• _Task goal_:
All of the data below should be written out exactly.

• _Records for the exercise_:
• • • • •
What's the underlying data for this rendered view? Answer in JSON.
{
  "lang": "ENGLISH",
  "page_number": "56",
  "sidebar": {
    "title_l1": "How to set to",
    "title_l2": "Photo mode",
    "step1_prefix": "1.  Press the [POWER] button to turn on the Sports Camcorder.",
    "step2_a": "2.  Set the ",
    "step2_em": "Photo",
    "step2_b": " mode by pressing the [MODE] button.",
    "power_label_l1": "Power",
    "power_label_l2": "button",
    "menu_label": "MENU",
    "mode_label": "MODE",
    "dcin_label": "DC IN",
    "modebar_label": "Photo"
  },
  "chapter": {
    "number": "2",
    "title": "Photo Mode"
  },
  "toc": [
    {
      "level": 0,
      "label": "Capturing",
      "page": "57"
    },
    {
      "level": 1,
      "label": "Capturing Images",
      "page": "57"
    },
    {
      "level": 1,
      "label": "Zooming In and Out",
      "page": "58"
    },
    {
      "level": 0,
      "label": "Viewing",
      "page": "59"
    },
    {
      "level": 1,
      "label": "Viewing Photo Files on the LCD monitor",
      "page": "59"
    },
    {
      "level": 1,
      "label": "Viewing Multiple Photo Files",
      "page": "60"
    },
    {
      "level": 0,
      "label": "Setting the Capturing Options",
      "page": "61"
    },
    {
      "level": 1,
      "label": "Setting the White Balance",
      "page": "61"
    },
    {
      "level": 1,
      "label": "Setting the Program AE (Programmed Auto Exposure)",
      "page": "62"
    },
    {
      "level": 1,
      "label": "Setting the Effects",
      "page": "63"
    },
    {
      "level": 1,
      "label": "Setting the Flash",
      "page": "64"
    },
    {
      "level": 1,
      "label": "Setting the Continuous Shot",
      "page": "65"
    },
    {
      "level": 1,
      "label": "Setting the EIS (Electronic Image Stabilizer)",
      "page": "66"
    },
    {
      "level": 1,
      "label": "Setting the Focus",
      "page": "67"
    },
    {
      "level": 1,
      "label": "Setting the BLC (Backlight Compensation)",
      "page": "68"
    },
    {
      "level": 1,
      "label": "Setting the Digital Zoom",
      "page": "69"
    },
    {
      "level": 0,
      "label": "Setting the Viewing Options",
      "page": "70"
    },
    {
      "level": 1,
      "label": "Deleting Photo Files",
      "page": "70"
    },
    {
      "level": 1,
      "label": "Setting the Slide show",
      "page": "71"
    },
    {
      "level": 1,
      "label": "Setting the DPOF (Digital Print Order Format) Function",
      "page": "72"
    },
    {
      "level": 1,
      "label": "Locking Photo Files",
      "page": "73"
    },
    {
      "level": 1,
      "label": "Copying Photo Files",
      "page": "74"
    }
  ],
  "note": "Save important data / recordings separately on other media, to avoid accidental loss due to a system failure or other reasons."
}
• • • • •
• _Exercise output_:
What's the underlying data for this rendered view? Answer in JSON.
{
  "lang": "ENGLISH",
  "page_number": "56",
  "sidebar": {
    "title_l1": "How to set to",
    "title_l2": "Photo mode",
    "step1_prefix": "1.  Press the [POWER] button to turn on the Sports Camcorder.",
    "step2_a": "2.  Set the ",
    "step2_em": "Photo",
    "step2_b": " mode by pressing the [MODE] button.",
    "power_label_l1": "Power",
    "power_label_l2": "button",
    "menu_label": "MENU",
    "mode_label": "MODE",
    "dcin_label": "DC IN",
    "modebar_label": "Photo"
  },
  "chapter": {
    "number": "2",
    "title": "Photo Mode"
  },
  "toc": [
    {
      "level": 0,
      "label": "Capturing",
      "page": "57"
    },
    {
      "level": 1,
      "label": "Capturing Images",
      "page": "57"
    },
    {
      "level": 1,
      "label": "Zooming In and Out",
      "page": "58"
    },
    {
      "level": 0,
      "label": "Viewing",
      "page": "59"
    },
    {
      "level": 1,
      "label": "Viewing Photo Files on the LCD monitor",
      "page": "59"
    },
    {
      "level": 1,
      "label": "Viewing Multiple Photo Files",
      "page": "60"
    },
    {
      "level": 0,
      "label": "Setting the Capturing Options",
      "page": "61"
    },
    {
      "level": 1,
      "label": "Setting the White Balance",
      "page": "61"
    },
    {
      "level": 1,
      "label": "Setting the Program AE (Programmed Auto Exposure)",
      "page": "62"
    },
    {
      "level": 1,
      "label": "Setting the Effects",
      "page": "63"
    },
    {
      "level": 1,
      "label": "Setting the Flash",
      "page": "64"
    },
    {
      "level": 1,
      "label": "Setting the Continuous Shot",
      "page": "65"
    },
    {
      "level": 1,
      "label": "Setting the EIS (Electronic Image Stabilizer)",
      "page": "66"
    },
    {
      "level": 1,
      "label": "Setting the Focus",
      "page": "67"
    },
    {
      "level": 1,
      "label": "Setting the BLC (Backlight Compensation)",
      "page": "68"
    },
    {
      "level": 1,
      "label": "Setting the Digital Zoom",
      "page": "69"
    },
    {
      "level": 0,
      "label": "Setting the Viewing Options",
      "page": "70"
    },
    {
      "level": 1,
      "label": "Deleting Photo Files",
      "page": "70"
    },
    {
      "level": 1,
      "label": "Setting the Slide show",
      "page": "71"
    },
    {
      "level": 1,
      "label": "Setting the DPOF (Digital Print Order Format) Function",
      "page": "72"
    },
    {
      "level": 1,
      "label": "Locking Photo Files",
      "page": "73"
    },
    {
      "level": 1,
      "label": "Copying Photo Files",
      "page": "74"
    }
  ],
  "note": "Save important data / recordings separately on other media, to avoid accidental loss due to a system failure or other reasons."
}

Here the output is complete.